--- DATA TO USE ---
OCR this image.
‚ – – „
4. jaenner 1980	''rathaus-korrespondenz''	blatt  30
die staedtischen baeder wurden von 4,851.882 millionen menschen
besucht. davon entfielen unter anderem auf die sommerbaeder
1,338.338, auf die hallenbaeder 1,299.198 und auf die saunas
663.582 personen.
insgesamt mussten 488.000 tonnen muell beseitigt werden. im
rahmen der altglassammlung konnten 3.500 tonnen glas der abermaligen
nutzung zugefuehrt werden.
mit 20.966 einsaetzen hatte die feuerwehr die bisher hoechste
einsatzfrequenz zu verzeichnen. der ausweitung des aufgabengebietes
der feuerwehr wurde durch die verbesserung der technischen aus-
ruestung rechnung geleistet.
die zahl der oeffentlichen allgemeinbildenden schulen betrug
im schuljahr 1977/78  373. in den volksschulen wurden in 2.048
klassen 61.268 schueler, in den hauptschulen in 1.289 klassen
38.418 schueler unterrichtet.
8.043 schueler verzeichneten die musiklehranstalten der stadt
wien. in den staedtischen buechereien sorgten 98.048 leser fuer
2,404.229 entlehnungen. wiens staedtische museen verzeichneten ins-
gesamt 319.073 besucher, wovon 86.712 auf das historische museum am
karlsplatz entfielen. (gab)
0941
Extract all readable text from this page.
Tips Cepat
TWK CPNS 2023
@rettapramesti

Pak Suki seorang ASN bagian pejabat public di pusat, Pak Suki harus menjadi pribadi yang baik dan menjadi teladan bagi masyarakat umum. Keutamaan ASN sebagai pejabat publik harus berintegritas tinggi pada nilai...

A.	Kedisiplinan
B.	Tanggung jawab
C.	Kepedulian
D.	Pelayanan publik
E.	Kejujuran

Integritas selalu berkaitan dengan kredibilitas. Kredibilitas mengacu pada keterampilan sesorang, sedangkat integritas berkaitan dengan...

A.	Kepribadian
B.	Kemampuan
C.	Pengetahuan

--- AIM OF THE TASK ---
Output all preceding records character for character.

--- TASK RESULT ---
OCR this image.
‚ – – „
4. jaenner 1980	''rathaus-korrespondenz''	blatt  30
die staedtischen baeder wurden von 4,851.882 millionen menschen
besucht. davon entfielen unter anderem auf die sommerbaeder
1,338.338, auf die hallenbaeder 1,299.198 und auf die saunas
663.582 personen.
insgesamt mussten 488.000 tonnen muell beseitigt werden. im
rahmen der altglassammlung konnten 3.500 tonnen glas der abermaligen
nutzung zugefuehrt werden.
mit 20.966 einsaetzen hatte die feuerwehr die bisher hoechste
einsatzfrequenz zu verzeichnen. der ausweitung des aufgabengebietes
der feuerwehr wurde durch die verbesserung der technischen aus-
ruestung rechnung geleistet.
die zahl der oeffentlichen allgemeinbildenden schulen betrug
im schuljahr 1977/78  373. in den volksschulen wurden in 2.048
klassen 61.268 schueler, in den hauptschulen in 1.289 klassen
38.418 schueler unterrichtet.
8.043 schueler verzeichneten die musiklehranstalten der stadt
wien. in den staedtischen buechereien sorgten 98.048 leser fuer
2,404.229 entlehnungen. wiens staedtische museen verzeichneten ins-
gesamt 319.073 besucher, wovon 86.712 auf das historische museum am
karlsplatz entfielen. (gab)
0941
Extract all readable text from this page.
Tips Cepat
TWK CPNS 2023
@rettapramesti

Pak Suki seorang ASN bagian pejabat public di pusat, Pak Suki harus menjadi pribadi yang baik dan menjadi teladan bagi masyarakat umum. Keutamaan ASN sebagai pejabat publik harus berintegritas tinggi pada nilai...

A.	Kedisiplinan
B.	Tanggung jawab
C.	Kepedulian
D.	Pelayanan publik
E.	Kejujuran

Integritas selalu berkaitan dengan kredibilitas. Kredibilitas mengacu pada keterampilan sesorang, sedangkat integritas berkaitan dengan...

A.	Kepribadian
B.	Kemampuan
C.	Pengetahuan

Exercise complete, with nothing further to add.